> [EXERCISE OBJECTIVE] Write out every entry exactly as it appears.

> [RECORD EXTRACTS]
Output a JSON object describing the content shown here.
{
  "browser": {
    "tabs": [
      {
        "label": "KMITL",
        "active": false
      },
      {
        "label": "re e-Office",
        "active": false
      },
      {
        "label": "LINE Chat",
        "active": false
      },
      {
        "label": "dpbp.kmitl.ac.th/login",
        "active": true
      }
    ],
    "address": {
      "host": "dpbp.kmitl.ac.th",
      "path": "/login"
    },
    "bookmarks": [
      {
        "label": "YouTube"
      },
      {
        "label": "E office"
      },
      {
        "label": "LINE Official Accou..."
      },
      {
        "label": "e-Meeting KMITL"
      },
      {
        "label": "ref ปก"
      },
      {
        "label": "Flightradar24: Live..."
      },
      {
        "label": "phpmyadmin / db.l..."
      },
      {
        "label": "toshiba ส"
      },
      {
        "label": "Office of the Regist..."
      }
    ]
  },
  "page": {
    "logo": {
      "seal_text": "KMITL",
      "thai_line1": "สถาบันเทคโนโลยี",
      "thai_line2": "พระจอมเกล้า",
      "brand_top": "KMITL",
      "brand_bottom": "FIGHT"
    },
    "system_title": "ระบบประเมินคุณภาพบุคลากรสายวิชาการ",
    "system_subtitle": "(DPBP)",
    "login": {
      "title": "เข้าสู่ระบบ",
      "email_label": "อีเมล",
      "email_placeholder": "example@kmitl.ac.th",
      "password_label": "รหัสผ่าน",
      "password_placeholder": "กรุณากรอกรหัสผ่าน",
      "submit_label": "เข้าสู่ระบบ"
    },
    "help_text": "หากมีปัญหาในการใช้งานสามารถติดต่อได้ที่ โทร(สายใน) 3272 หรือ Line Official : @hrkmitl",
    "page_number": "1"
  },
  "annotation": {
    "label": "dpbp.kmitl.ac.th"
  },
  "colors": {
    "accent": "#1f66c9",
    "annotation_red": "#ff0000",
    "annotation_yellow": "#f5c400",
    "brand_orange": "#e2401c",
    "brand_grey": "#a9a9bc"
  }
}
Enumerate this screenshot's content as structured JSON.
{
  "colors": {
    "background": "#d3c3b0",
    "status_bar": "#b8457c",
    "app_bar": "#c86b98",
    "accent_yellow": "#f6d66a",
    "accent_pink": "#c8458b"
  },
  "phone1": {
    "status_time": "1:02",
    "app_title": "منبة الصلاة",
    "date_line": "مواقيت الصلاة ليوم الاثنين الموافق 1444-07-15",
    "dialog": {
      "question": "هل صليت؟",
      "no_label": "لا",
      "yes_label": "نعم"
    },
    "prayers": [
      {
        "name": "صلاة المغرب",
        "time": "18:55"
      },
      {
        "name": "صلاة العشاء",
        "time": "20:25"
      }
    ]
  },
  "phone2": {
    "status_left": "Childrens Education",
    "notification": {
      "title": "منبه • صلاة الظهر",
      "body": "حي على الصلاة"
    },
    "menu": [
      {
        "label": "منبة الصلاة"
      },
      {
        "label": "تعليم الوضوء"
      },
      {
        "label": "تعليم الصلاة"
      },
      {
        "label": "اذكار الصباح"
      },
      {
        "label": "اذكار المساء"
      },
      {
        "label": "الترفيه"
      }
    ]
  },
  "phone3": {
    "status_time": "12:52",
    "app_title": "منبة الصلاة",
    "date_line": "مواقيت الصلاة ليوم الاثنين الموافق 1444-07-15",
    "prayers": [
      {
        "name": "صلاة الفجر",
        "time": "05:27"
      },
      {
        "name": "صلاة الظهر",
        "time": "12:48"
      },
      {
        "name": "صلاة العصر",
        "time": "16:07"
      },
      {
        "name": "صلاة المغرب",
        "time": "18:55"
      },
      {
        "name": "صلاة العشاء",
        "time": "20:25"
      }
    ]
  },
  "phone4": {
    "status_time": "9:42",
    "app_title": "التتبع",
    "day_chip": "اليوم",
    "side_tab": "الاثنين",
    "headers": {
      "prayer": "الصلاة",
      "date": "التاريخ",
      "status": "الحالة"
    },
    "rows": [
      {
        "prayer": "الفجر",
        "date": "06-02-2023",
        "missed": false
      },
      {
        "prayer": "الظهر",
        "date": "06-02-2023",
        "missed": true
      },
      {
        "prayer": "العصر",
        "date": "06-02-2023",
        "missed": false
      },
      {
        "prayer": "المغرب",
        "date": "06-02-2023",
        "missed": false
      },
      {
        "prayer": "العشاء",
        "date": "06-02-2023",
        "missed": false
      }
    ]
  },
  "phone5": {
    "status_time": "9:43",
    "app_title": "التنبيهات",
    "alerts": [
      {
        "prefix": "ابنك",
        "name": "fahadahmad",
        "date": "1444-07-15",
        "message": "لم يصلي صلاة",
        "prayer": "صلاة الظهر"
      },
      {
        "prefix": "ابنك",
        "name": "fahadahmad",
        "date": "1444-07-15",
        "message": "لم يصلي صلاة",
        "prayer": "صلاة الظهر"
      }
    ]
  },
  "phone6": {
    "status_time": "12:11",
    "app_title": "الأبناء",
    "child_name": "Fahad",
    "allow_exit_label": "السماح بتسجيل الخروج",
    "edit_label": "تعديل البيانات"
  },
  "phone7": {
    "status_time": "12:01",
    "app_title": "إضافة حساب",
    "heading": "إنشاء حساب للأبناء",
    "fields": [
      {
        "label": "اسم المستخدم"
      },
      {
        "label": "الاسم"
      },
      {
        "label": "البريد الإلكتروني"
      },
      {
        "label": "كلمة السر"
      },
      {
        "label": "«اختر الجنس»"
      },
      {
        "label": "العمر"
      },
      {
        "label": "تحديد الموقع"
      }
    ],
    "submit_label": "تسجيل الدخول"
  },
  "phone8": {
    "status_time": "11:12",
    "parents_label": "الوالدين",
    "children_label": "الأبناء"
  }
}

> [EXERCISE OUTPUT]
Output a JSON object describing the content shown here.
{
  "browser": {
    "tabs": [
      {
        "label": "KMITL",
        "active": false
      },
      {
        "label": "re e-Office",
        "active": false
      },
      {
        "label": "LINE Chat",
        "active": false
      },
      {
        "label": "dpbp.kmitl.ac.th/login",
        "active": true
      }
    ],
    "address": {
      "host": "dpbp.kmitl.ac.th",
      "path": "/login"
    },
    "bookmarks": [
      {
        "label": "YouTube"
      },
      {
        "label": "E office"
      },
      {
        "label": "LINE Official Accou..."
      },
      {
        "label": "e-Meeting KMITL"
      },
      {
        "label": "ref ปก"
      },
      {
        "label": "Flightradar24: Live..."
      },
      {
        "label": "phpmyadmin / db.l..."
      },
      {
        "label": "toshiba ส"
      },
      {
        "label": "Office of the Regist..."
      }
    ]
  },
  "page": {
    "logo": {
      "seal_text": "KMITL",
      "thai_line1": "สถาบันเทคโนโลยี",
      "thai_line2": "พระจอมเกล้า",
      "brand_top": "KMITL",
      "brand_bottom": "FIGHT"
    },
    "system_title": "ระบบประเมินคุณภาพบุคลากรสายวิชาการ",
    "system_subtitle": "(DPBP)",
    "login": {
      "title": "เข้าสู่ระบบ",
      "email_label": "อีเมล",
      "email_placeholder": "example@kmitl.ac.th",
      "password_label": "รหัสผ่าน",
      "password_placeholder": "กรุณากรอกรหัสผ่าน",
      "submit_label": "เข้าสู่ระบบ"
    },
    "help_text": "หากมีปัญหาในการใช้งานสามารถติดต่อได้ที่ โทร(สายใน) 3272 หรือ Line Official : @hrkmitl",
    "page_number": "1"
  },
  "annotation": {
    "label": "dpbp.kmitl.ac.th"
  },
  "colors": {
    "accent": "#1f66c9",
    "annotation_red": "#ff0000",
    "annotation_yellow": "#f5c400",
    "brand_orange": "#e2401c",
    "brand_grey": "#a9a9bc"
  }
}
Enumerate this screenshot's content as structured JSON.
{
  "colors": {
    "background": "#d3c3b0",
    "status_bar": "#b8457c",
    "app_bar": "#c86b98",
    "accent_yellow": "#f6d66a",
    "accent_pink": "#c8458b"
  },
  "phone1": {
    "status_time": "1:02",
    "app_title": "منبة الصلاة",
    "date_line": "مواقيت الصلاة ليوم الاثنين الموافق 1444-07-15",
    "dialog": {
      "question": "هل صليت؟",
      "no_label": "لا",
      "yes_label": "نعم"
    },
    "prayers": [
      {
        "name": "صلاة المغرب",
        "time": "18:55"
      },
      {
        "name": "صلاة العشاء",
        "time": "20:25"
      }
    ]
  },
  "phone2": {
    "status_left": "Childrens Education",
    "notification": {
      "title": "منبه • صلاة الظهر",
      "body": "حي على الصلاة"
    },
    "menu": [
      {
        "label": "منبة الصلاة"
      },
      {
        "label": "تعليم الوضوء"
      },
      {
        "label": "تعليم الصلاة"
      },
      {
        "label": "اذكار الصباح"
      },
      {
        "label": "اذكار المساء"
      },
      {
        "label": "الترفيه"
      }
    ]
  },
  "phone3": {
    "status_time": "12:52",
    "app_title": "منبة الصلاة",
    "date_line": "مواقيت الصلاة ليوم الاثنين الموافق 1444-07-15",
    "prayers": [
      {
        "name": "صلاة الفجر",
        "time": "05:27"
      },
      {
        "name": "صلاة الظهر",
        "time": "12:48"
      },
      {
        "name": "صلاة العصر",
        "time": "16:07"
      },
      {
        "name": "صلاة المغرب",
        "time": "18:55"
      },
      {
        "name": "صلاة العشاء",
        "time": "20:25"
      }
    ]
  },
  "phone4": {
    "status_time": "9:42",
    "app_title": "التتبع",
    "day_chip": "اليوم",
    "side_tab": "الاثنين",
    "headers": {
      "prayer": "الصلاة",
      "date": "التاريخ",
      "status": "الحالة"
    },
    "rows": [
      {
        "prayer": "الفجر",
        "date": "06-02-2023",
        "missed": false
      },
      {
        "prayer": "الظهر",
        "date": "06-02-2023",
        "missed": true
      },
      {
        "prayer": "العصر",
        "date": "06-02-2023",
        "missed": false
      },
      {
        "prayer": "المغرب",
        "date": "06-02-2023",
        "missed": false
      },
      {
        "prayer": "العشاء",
        "date": "06-02-2023",
        "missed": false
      }
    ]
  },
  "phone5": {
    "status_time": "9:43",
    "app_title": "التنبيهات",
    "alerts": [
      {
        "prefix": "ابنك",
        "name": "fahadahmad",
        "date": "1444-07-15",
        "message": "لم يصلي صلاة",
        "prayer": "صلاة الظهر"
      },
      {
        "prefix": "ابنك",
        "name": "fahadahmad",
        "date": "1444-07-15",
        "message": "لم يصلي صلاة",
        "prayer": "صلاة الظهر"
      }
    ]
  },
  "phone6": {
    "status_time": "12:11",
    "app_title": "الأبناء",
    "child_name": "Fahad",
    "allow_exit_label": "السماح بتسجيل الخروج",
    "edit_label": "تعديل البيانات"
  },
  "phone7": {
    "status_time": "12:01",
    "app_title": "إضافة حساب",
    "heading": "إنشاء حساب للأبناء",
    "fields": [
      {
        "label": "اسم المستخدم"
      },
      {
        "label": "الاسم"
      },
      {
        "label": "البريد الإلكتروني"
      },
      {
        "label": "كلمة السر"
      },
      {
        "label": "«اختر الجنس»"
      },
      {
        "label": "العمر"
      },
      {
        "label": "تحديد الموقع"
      }
    ],
    "submit_label": "تسجيل الدخول"
  },
  "phone8": {
    "status_time": "11:12",
    "parents_label": "الوالدين",
    "children_label": "الأبناء"
  }
}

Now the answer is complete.